[PAGE EXTRACT]:
....

Most people who struggle with guard passing don't have a technique problem. They have a fundamentals problem. Bad posture. No pressure. Trying to pass too fast. Fix those, and the specific passes start working.
Key Takeaways
- Posture and base come before any specific pass. No posture, no pass.
- The two most reliable guard passes for beginners are the torreando (bullfighter) and the over-under. Learn those before anything else.
- Pressure is what makes passing work — not speed, not strength.
- Most guard passes fail because of grips, not footwork. Control the legs first.
- Guard passing gets easier when you understand what the guard player is trying to do. It's a reaction game.
Why Guard Passing Is the Hardest Fundamental in BJJ
Here's the honest answer: you're working against someone whose entire job is to use their legs to tie you up, sweep you, or submit you. The guard is purpose-built to stop passes. That's why so many white and blue belts feel like they're swimming in cement every time they try to advance.
Guard passing difficulty is also why it's the area that separates decent grapplers from good ones. According to BJJ Heroes, the athletes who dominate at the highest levels — your Bernardo Farias, your Lepri — built their games on pressure passing. Not flash. Not complicated. Pressure.
For most people training in Brooklyn or anywhere else, guard passing isn't clicking because they never drilled the underlying structure: posture, grip, pressure, movement. The specific technique is almost secondary.
The Foundation: Posture, Base, and Grips
Before you think about which pass to use, you need to not get swept or submitted. That means posture.
When you're in someone's closed guard, your spine needs to be upright. Elbows in. Hips heavy. If you let someone break your posture down, they can start working arm bars, triangles, and sweeps. The guard player wants you hunched forward with your head down. Don't give them that.
Your base matters just as much. Feet wider than shoulder-width when you're standing in guard. Hips low and controlled when you're kneeling. Staying heavy and grounded is what lets you establish grips and start the pass without getting reversed.
Grips are where most passes live or die. You want to control the legs, not fight the upper body. Getting a grip on the pants at the knee, the ankle, or across the legs is what lets you start moving the hips off the center line and opening up the pass.
If you're training no-gi, grips change but the concept is the same. You're grabbing at the knee pockets, the ankles, behind the knees. Check out the breakdown on no-gi lessons in Brooklyn if that's your focus, because grip strategy differs enough that it's worth addressing separately.
The Two Passes Every Beginner Should Learn First
You don't need ten passes. You need two that actually work. Here they are.
Torreando (Bullfighter Pass)
This is the pass that transfers best from beginner to advanced. You control both legs at the knee level, then pivot your body to either side while pushing the legs away. The goal is to get your hips past theirs before they can re-guard.

....

[PROBLEM REQUIREMENTS]: According to the guard passing article, which two guard passes are the most reliable for beginners?

[Stored data entries]
....

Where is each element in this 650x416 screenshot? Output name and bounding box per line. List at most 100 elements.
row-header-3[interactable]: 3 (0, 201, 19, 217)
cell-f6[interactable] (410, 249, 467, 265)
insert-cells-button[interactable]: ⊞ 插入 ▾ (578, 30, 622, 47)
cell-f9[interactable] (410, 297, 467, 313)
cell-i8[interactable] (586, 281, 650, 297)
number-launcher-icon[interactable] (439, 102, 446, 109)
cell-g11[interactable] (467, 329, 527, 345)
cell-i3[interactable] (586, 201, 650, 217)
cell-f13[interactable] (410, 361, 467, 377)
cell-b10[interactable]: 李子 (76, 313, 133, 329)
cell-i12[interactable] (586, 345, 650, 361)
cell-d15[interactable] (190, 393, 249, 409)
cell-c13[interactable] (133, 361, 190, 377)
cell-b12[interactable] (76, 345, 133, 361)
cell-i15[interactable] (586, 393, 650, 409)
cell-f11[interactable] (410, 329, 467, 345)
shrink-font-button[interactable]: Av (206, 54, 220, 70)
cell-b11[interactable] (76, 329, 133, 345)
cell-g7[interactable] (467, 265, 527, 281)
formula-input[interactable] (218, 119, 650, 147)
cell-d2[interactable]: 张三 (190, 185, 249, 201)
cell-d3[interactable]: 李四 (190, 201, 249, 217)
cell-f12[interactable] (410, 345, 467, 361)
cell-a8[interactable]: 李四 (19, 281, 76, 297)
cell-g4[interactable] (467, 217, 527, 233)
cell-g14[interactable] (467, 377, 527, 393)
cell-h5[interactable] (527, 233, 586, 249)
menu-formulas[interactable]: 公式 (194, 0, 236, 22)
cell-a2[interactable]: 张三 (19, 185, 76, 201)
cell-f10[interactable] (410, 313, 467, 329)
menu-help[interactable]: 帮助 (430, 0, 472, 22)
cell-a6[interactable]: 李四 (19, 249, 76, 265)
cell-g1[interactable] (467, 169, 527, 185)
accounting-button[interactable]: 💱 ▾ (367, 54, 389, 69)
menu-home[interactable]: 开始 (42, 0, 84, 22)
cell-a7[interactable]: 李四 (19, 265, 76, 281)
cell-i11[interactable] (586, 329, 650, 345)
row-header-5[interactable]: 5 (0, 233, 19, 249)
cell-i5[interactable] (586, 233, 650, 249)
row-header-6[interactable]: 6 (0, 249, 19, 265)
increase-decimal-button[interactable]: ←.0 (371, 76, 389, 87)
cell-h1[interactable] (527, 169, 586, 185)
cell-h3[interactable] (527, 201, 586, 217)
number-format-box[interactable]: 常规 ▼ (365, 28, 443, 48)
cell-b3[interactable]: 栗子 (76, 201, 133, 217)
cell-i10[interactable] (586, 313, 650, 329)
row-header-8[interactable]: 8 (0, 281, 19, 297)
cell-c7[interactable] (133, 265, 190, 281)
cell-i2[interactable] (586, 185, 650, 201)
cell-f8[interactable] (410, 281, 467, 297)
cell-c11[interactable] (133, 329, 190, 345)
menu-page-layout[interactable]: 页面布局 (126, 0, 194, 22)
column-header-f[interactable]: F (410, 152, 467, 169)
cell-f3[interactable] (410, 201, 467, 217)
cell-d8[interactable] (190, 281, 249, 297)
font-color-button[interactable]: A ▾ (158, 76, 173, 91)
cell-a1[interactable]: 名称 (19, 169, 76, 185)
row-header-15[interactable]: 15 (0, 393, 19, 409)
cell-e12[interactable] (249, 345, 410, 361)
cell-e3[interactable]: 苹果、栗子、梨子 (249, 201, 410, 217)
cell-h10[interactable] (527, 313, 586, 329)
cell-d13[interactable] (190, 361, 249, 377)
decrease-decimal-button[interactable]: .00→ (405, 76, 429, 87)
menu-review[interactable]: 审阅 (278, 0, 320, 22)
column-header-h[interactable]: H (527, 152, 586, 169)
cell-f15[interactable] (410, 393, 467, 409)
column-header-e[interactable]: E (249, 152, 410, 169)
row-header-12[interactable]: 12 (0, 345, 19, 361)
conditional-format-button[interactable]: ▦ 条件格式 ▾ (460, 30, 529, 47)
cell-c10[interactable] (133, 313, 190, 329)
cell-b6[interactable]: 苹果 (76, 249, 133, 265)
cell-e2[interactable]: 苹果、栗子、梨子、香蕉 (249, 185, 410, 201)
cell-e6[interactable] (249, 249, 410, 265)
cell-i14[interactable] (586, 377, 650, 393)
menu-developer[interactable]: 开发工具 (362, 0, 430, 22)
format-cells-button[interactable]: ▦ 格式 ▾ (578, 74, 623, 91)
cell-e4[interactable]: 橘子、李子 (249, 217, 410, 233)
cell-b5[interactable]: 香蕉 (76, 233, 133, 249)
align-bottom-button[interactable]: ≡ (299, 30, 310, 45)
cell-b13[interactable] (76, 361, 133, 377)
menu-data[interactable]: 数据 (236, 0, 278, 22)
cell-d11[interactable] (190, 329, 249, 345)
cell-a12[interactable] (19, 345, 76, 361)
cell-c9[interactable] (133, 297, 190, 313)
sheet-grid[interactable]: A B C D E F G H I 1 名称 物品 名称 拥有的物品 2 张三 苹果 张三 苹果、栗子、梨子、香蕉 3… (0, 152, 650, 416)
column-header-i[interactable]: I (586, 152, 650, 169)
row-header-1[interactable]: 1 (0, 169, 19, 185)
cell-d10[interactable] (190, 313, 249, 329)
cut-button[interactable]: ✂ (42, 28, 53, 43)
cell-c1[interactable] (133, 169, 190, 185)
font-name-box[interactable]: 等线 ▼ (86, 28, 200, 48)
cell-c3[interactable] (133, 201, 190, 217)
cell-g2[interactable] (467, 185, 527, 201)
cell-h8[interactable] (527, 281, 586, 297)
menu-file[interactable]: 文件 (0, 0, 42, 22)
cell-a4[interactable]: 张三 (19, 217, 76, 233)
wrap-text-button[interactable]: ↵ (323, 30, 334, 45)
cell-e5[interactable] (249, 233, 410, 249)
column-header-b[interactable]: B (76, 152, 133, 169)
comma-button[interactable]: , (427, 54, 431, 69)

....

[RESPONSE BOX]: The torreando (bullfighter) and the over-under.